--- START ---

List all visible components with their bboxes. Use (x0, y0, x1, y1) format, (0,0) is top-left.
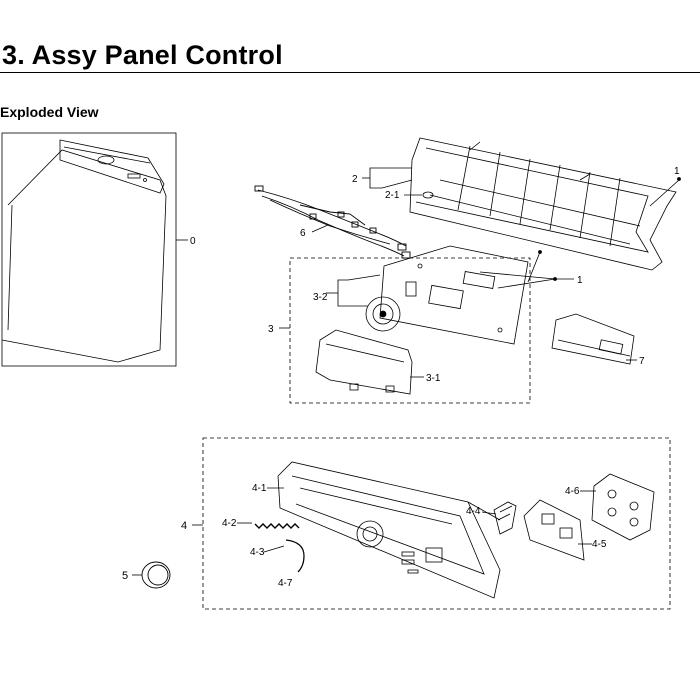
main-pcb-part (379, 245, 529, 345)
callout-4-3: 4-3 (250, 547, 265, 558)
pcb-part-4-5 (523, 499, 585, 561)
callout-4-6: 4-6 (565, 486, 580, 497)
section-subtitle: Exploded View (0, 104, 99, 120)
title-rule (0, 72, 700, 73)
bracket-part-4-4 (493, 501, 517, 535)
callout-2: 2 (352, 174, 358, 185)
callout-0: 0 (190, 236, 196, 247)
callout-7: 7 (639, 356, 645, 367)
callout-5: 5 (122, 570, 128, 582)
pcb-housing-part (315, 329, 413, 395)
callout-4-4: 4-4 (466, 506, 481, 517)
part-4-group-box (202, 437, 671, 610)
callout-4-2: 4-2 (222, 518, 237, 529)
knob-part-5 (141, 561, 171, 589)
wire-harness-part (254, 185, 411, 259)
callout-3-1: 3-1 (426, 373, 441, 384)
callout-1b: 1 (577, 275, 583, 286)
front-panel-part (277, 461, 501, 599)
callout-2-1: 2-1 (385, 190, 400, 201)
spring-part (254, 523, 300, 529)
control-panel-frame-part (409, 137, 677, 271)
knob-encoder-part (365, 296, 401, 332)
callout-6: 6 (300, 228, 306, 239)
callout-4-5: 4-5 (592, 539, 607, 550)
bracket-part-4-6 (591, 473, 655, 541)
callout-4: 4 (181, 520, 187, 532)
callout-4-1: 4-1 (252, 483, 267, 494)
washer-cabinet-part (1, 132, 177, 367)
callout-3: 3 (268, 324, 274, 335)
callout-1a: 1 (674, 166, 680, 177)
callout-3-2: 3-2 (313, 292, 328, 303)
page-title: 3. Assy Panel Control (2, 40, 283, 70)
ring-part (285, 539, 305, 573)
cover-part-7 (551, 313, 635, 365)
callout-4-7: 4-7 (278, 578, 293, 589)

--- END ---
--- START ---

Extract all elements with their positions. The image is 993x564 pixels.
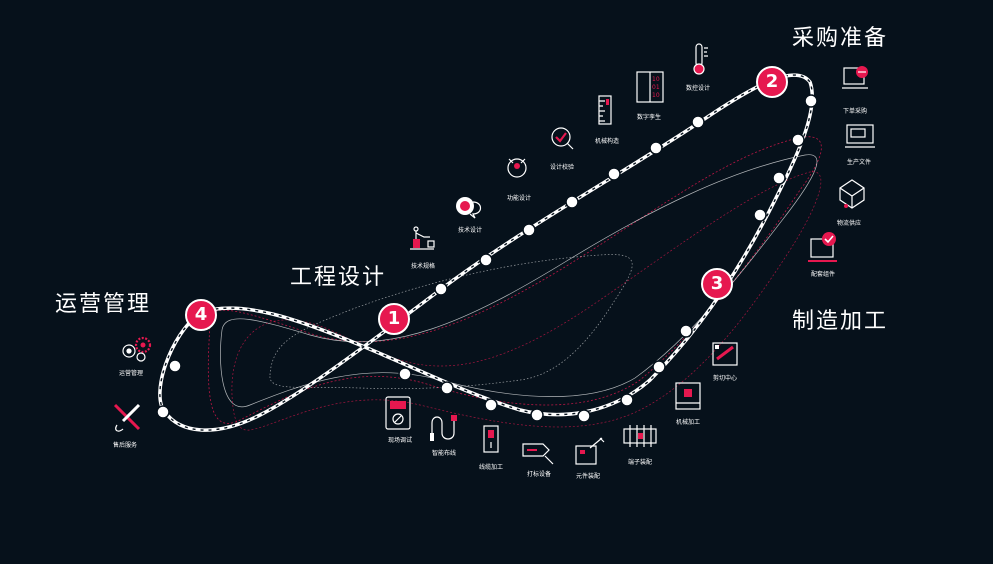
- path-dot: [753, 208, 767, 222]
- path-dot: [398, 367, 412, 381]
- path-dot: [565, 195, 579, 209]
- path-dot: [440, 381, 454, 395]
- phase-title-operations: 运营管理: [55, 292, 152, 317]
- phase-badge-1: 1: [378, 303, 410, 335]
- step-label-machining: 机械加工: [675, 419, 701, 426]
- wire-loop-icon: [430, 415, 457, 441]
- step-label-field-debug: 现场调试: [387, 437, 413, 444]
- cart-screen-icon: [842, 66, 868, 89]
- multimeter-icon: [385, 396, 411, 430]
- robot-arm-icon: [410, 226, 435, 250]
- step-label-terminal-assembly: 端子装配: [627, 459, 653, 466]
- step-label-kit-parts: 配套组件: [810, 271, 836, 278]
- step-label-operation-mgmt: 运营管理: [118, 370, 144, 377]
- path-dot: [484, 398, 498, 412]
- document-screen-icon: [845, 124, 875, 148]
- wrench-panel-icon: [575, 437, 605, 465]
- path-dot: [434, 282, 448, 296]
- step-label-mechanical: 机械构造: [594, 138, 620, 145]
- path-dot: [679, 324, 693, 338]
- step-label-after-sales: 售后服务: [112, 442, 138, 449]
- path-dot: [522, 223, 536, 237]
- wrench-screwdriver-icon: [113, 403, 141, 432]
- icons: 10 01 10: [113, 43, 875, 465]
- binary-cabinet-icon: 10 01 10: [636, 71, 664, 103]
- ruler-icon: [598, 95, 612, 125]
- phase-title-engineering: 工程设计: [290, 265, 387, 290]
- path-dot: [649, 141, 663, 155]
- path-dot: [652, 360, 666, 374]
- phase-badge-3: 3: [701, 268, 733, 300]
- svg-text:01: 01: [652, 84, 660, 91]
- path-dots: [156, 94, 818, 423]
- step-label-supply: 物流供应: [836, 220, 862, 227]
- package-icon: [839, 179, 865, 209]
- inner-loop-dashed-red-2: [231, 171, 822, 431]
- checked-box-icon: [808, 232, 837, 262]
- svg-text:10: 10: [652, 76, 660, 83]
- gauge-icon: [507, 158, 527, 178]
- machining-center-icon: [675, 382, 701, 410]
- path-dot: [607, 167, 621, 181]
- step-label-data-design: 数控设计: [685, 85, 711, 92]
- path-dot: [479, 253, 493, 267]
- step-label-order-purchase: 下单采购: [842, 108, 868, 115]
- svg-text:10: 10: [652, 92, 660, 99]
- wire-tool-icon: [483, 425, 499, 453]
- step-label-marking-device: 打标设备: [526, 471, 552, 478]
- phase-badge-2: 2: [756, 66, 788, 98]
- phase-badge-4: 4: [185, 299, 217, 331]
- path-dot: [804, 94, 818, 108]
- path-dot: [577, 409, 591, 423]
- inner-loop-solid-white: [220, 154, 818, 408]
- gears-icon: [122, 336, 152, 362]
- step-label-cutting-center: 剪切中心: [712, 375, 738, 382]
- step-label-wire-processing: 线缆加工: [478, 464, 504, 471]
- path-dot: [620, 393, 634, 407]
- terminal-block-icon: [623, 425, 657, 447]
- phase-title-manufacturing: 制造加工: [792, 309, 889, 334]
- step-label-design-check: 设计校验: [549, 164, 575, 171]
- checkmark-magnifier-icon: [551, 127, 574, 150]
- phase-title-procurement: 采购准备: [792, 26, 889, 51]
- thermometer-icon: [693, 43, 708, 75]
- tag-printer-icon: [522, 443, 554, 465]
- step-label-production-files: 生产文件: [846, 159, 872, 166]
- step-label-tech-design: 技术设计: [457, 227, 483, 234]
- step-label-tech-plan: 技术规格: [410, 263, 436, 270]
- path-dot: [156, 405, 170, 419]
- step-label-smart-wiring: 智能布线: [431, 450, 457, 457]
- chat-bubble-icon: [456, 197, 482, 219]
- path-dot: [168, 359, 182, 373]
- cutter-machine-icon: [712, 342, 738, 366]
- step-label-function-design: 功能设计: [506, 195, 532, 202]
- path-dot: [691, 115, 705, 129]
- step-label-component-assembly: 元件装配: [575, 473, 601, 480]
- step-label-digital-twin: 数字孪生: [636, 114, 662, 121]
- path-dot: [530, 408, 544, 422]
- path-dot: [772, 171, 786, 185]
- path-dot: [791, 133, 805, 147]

--- END ---

* _EXERCISE PROMPT_:
Copy out, unchanged, every line of the data from the one containing "main-pcb-part (379, 245, 529, 345)" down to the one containing "pcb-housing-part (315, 329, 413, 395)", including both of those lines.

* _PROBLEM SOLUTION_:
main-pcb-part (379, 245, 529, 345)
callout-4-3: 4-3 (250, 547, 265, 558)
pcb-part-4-5 (523, 499, 585, 561)
callout-4-6: 4-6 (565, 486, 580, 497)
section-subtitle: Exploded View (0, 104, 99, 120)
title-rule (0, 72, 700, 73)
bracket-part-4-4 (493, 501, 517, 535)
callout-2: 2 (352, 174, 358, 185)
callout-0: 0 (190, 236, 196, 247)
callout-7: 7 (639, 356, 645, 367)
callout-5: 5 (122, 570, 128, 582)
pcb-housing-part (315, 329, 413, 395)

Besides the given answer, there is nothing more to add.